**Short problem**
Pull out every line of the records below and reproduce each one unchanged, character for character.

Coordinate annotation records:

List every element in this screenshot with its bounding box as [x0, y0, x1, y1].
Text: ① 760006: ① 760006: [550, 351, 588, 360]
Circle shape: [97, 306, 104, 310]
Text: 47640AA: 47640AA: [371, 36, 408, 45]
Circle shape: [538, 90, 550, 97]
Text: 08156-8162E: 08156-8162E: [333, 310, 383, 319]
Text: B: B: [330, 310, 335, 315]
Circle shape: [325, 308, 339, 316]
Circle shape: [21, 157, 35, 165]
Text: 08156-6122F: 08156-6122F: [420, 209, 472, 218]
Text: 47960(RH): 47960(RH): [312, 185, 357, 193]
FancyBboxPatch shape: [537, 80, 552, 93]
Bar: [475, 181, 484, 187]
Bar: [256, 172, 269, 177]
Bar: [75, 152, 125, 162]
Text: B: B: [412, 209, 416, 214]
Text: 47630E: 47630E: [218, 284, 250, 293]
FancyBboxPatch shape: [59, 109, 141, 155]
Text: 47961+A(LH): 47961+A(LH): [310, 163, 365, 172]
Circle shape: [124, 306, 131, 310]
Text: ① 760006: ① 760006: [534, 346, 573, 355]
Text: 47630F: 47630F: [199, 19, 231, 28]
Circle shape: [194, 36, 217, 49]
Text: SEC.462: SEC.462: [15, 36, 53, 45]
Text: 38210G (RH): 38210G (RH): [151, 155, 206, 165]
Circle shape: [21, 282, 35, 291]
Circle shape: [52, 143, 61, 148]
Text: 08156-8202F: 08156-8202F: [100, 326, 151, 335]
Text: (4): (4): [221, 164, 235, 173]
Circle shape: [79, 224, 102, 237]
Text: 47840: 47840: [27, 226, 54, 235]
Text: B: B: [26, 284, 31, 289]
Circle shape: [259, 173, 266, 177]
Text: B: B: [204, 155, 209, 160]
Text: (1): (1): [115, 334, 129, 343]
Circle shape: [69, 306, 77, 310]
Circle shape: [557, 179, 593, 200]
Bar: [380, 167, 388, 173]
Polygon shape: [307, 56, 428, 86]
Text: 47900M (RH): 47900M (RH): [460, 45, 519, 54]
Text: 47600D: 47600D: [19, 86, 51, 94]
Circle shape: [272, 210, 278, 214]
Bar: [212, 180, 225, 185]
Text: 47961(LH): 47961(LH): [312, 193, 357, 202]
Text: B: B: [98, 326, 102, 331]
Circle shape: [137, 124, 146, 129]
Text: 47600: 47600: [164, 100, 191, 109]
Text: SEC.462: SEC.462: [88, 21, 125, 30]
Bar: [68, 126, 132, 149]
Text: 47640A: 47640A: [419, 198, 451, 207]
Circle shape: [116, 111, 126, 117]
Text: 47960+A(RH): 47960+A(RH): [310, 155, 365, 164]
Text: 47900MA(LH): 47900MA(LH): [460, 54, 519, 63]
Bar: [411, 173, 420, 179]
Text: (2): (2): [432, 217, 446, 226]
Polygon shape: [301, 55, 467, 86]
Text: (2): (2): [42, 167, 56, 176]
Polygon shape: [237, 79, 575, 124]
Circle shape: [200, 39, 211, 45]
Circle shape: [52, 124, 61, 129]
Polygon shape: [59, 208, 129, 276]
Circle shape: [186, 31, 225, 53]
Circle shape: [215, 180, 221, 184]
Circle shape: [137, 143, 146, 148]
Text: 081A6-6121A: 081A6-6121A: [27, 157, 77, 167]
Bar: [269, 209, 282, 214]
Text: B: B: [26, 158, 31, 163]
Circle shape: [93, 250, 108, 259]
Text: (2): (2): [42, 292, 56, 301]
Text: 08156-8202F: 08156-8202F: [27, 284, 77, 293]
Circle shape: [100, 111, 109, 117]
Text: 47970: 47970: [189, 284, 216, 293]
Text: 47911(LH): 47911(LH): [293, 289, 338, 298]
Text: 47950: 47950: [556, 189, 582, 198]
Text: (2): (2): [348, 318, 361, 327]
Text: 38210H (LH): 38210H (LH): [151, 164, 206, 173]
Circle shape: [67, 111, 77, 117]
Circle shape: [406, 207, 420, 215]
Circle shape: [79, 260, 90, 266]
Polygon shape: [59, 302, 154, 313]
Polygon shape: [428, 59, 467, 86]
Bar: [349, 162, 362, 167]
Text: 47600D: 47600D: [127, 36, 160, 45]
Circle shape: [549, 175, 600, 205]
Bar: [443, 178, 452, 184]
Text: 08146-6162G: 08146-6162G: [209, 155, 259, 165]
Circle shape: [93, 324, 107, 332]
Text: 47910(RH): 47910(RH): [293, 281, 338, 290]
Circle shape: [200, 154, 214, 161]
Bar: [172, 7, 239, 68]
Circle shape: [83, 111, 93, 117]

**Exercise solution**
List every element in this screenshot with its bounding box as [x0, y0, x1, y1].
Text: ① 760006: ① 760006: [550, 351, 588, 360]
Circle shape: [97, 306, 104, 310]
Text: 47640AA: 47640AA: [371, 36, 408, 45]
Circle shape: [538, 90, 550, 97]
Text: 08156-8162E: 08156-8162E: [333, 310, 383, 319]
Text: B: B: [330, 310, 335, 315]
Circle shape: [325, 308, 339, 316]
Circle shape: [21, 157, 35, 165]
Text: 08156-6122F: 08156-6122F: [420, 209, 472, 218]
Text: 47960(RH): 47960(RH): [312, 185, 357, 193]
FancyBboxPatch shape: [537, 80, 552, 93]
Bar: [475, 181, 484, 187]
Bar: [256, 172, 269, 177]
Bar: [75, 152, 125, 162]
Text: B: B: [412, 209, 416, 214]
Text: 47630E: 47630E: [218, 284, 250, 293]
FancyBboxPatch shape: [59, 109, 141, 155]
Text: 47961+A(LH): 47961+A(LH): [310, 163, 365, 172]
Circle shape: [124, 306, 131, 310]
Text: ① 760006: ① 760006: [534, 346, 573, 355]
Text: 47630F: 47630F: [199, 19, 231, 28]
Circle shape: [194, 36, 217, 49]
Text: SEC.462: SEC.462: [15, 36, 53, 45]
Text: 38210G (RH): 38210G (RH): [151, 155, 206, 165]
Circle shape: [21, 282, 35, 291]
Circle shape: [52, 143, 61, 148]
Text: 08156-8202F: 08156-8202F: [100, 326, 151, 335]
Text: (4): (4): [221, 164, 235, 173]
Circle shape: [79, 224, 102, 237]
Text: 47840: 47840: [27, 226, 54, 235]
Text: B: B: [26, 284, 31, 289]
Circle shape: [259, 173, 266, 177]
Text: B: B: [204, 155, 209, 160]
Text: (1): (1): [115, 334, 129, 343]
Circle shape: [69, 306, 77, 310]
Circle shape: [557, 179, 593, 200]
Bar: [380, 167, 388, 173]
Polygon shape: [307, 56, 428, 86]
Text: 47900M (RH): 47900M (RH): [460, 45, 519, 54]
Text: 47600D: 47600D: [19, 86, 51, 94]
Circle shape: [272, 210, 278, 214]
Bar: [212, 180, 225, 185]
Text: 47961(LH): 47961(LH): [312, 193, 357, 202]
Text: B: B: [98, 326, 102, 331]
Circle shape: [137, 124, 146, 129]
Text: 47600: 47600: [164, 100, 191, 109]
Text: SEC.462: SEC.462: [88, 21, 125, 30]
Bar: [68, 126, 132, 149]
Text: 47640A: 47640A: [419, 198, 451, 207]
Circle shape: [116, 111, 126, 117]
Text: 47960+A(RH): 47960+A(RH): [310, 155, 365, 164]
Text: 47900MA(LH): 47900MA(LH): [460, 54, 519, 63]
Bar: [411, 173, 420, 179]
Text: (2): (2): [432, 217, 446, 226]
Polygon shape: [301, 55, 467, 86]
Text: (2): (2): [42, 167, 56, 176]
Polygon shape: [237, 79, 575, 124]
Circle shape: [200, 39, 211, 45]
Circle shape: [52, 124, 61, 129]
Polygon shape: [59, 208, 129, 276]
Circle shape: [186, 31, 225, 53]
Circle shape: [215, 180, 221, 184]
Circle shape: [137, 143, 146, 148]
Text: 081A6-6121A: 081A6-6121A: [27, 157, 77, 167]
Bar: [269, 209, 282, 214]
Text: B: B: [26, 158, 31, 163]
Circle shape: [93, 250, 108, 259]
Text: (2): (2): [42, 292, 56, 301]
Text: 08156-8202F: 08156-8202F: [27, 284, 77, 293]
Circle shape: [100, 111, 109, 117]
Text: 47970: 47970: [189, 284, 216, 293]
Text: 47911(LH): 47911(LH): [293, 289, 338, 298]
Text: 47950: 47950: [556, 189, 582, 198]
Text: (2): (2): [348, 318, 361, 327]
Text: 38210H (LH): 38210H (LH): [151, 164, 206, 173]
Circle shape: [67, 111, 77, 117]
Circle shape: [406, 207, 420, 215]
Circle shape: [79, 260, 90, 266]
Polygon shape: [59, 302, 154, 313]
Polygon shape: [428, 59, 467, 86]
Bar: [349, 162, 362, 167]
Text: 47600D: 47600D: [127, 36, 160, 45]
Circle shape: [549, 175, 600, 205]
Bar: [443, 178, 452, 184]
Text: 08146-6162G: 08146-6162G: [209, 155, 259, 165]
Circle shape: [93, 324, 107, 332]
Text: 47910(RH): 47910(RH): [293, 281, 338, 290]
Circle shape: [200, 154, 214, 161]
Bar: [172, 7, 239, 68]
Circle shape: [83, 111, 93, 117]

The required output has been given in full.